Written instruction
Copy every entry word for word. Skip the pictures.

Data supplied
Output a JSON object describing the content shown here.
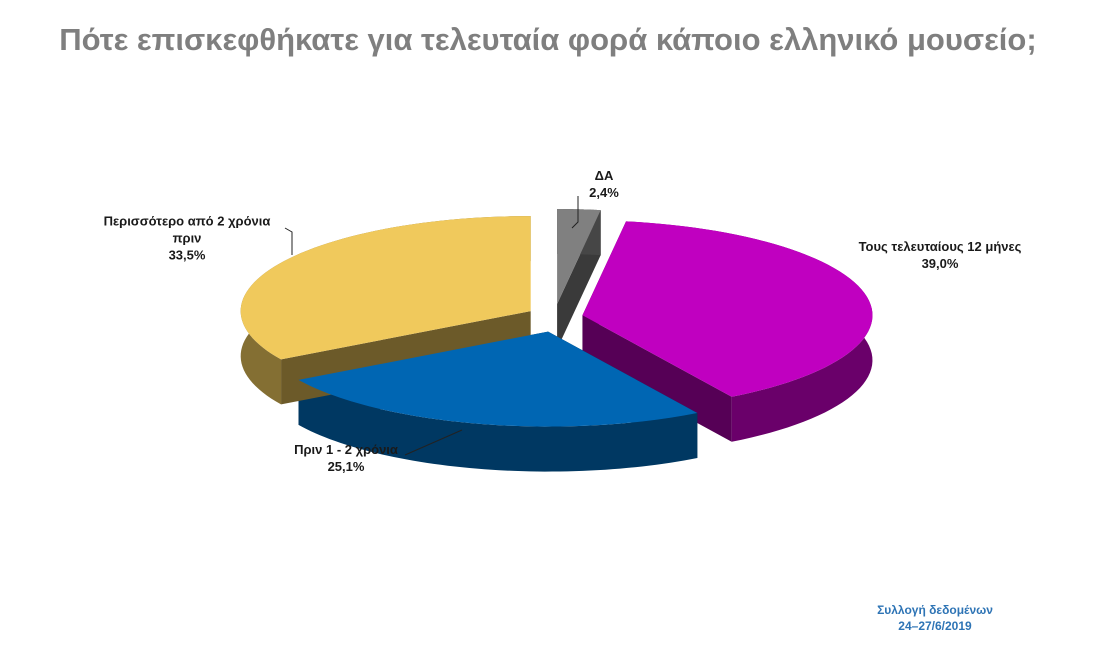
{
  "chart_data": {
    "type": "pie",
    "title": "Πότε επισκεφθήκατε για τελευταία φορά κάποιο ελληνικό μουσείο;",
    "categories": [
      "ΔΑ",
      "Τους τελευταίους 12 μήνες",
      "Πριν 1 - 2 χρόνια",
      "Περισσότερο από 2 χρόνια πριν"
    ],
    "values": [
      2.4,
      39.0,
      25.1,
      33.5
    ],
    "value_labels": [
      "2,4%",
      "39,0%",
      "25,1%",
      "33,5%"
    ],
    "colors": [
      "#808080",
      "#c000c0",
      "#0066b3",
      "#f0c95c"
    ],
    "footnote": [
      "Συλλογή δεδομένων",
      "24–27/6/2019"
    ]
  }
}
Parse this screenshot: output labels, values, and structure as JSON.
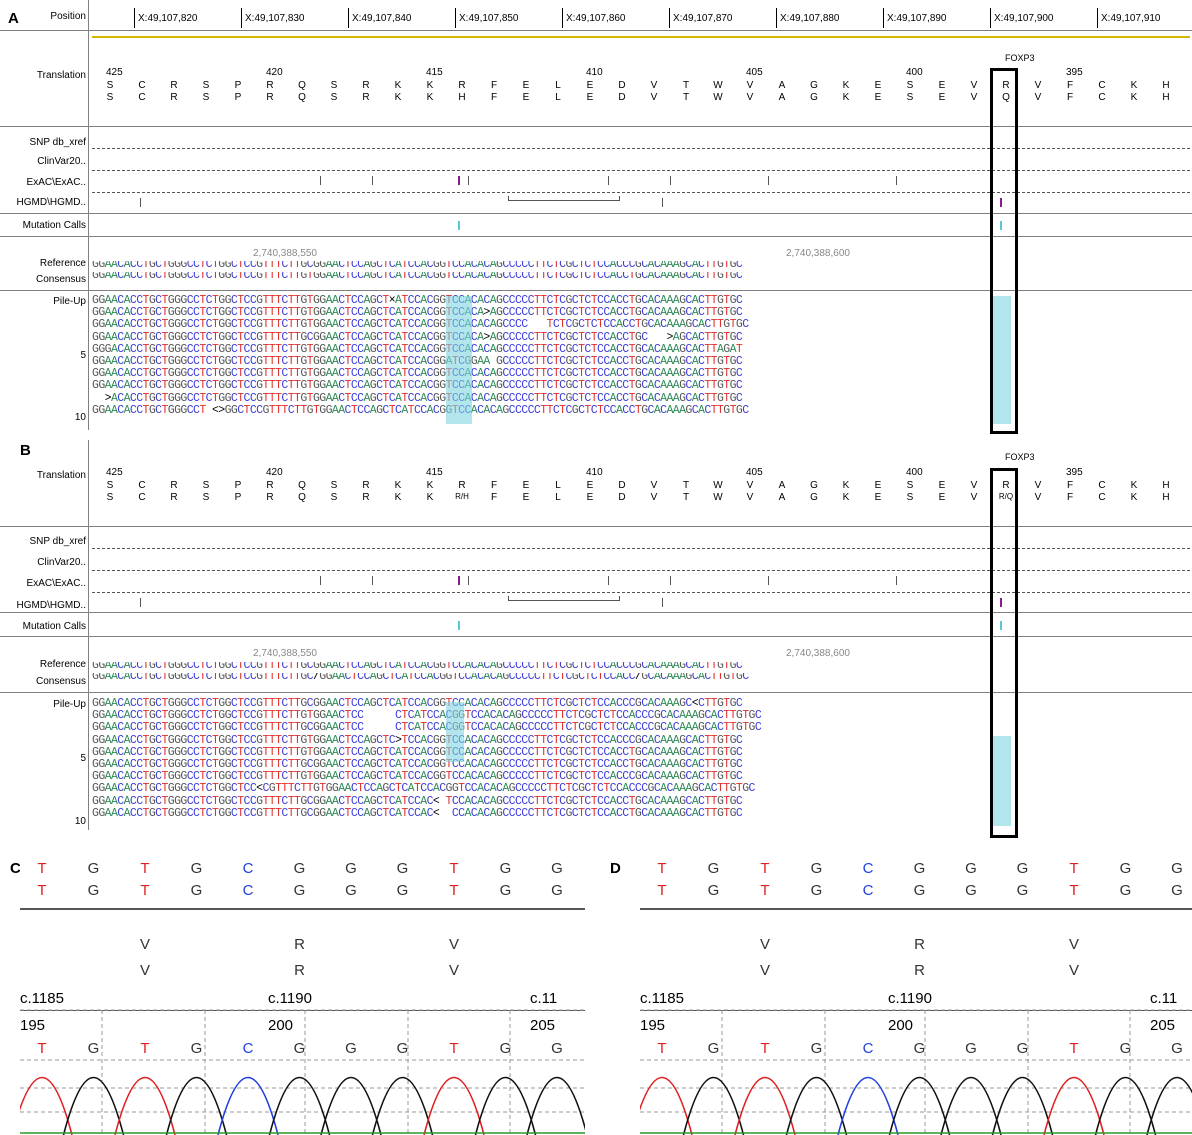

Solved exercise
Output a JSON object describing the content shown here.
{
  "chart_data": {
    "type": "pie",
    "title": "Πότε επισκεφθήκατε για τελευταία φορά κάποιο ελληνικό μουσείο;",
    "categories": [
      "ΔΑ",
      "Τους τελευταίους 12 μήνες",
      "Πριν 1 - 2 χρόνια",
      "Περισσότερο από 2 χρόνια πριν"
    ],
    "values": [
      2.4,
      39.0,
      25.1,
      33.5
    ],
    "value_labels": [
      "2,4%",
      "39,0%",
      "25,1%",
      "33,5%"
    ],
    "colors": [
      "#808080",
      "#c000c0",
      "#0066b3",
      "#f0c95c"
    ],
    "footnote": [
      "Συλλογή δεδομένων",
      "24–27/6/2019"
    ]
  }
}
Parse this screenshot: output labels, values, and structure as JSON.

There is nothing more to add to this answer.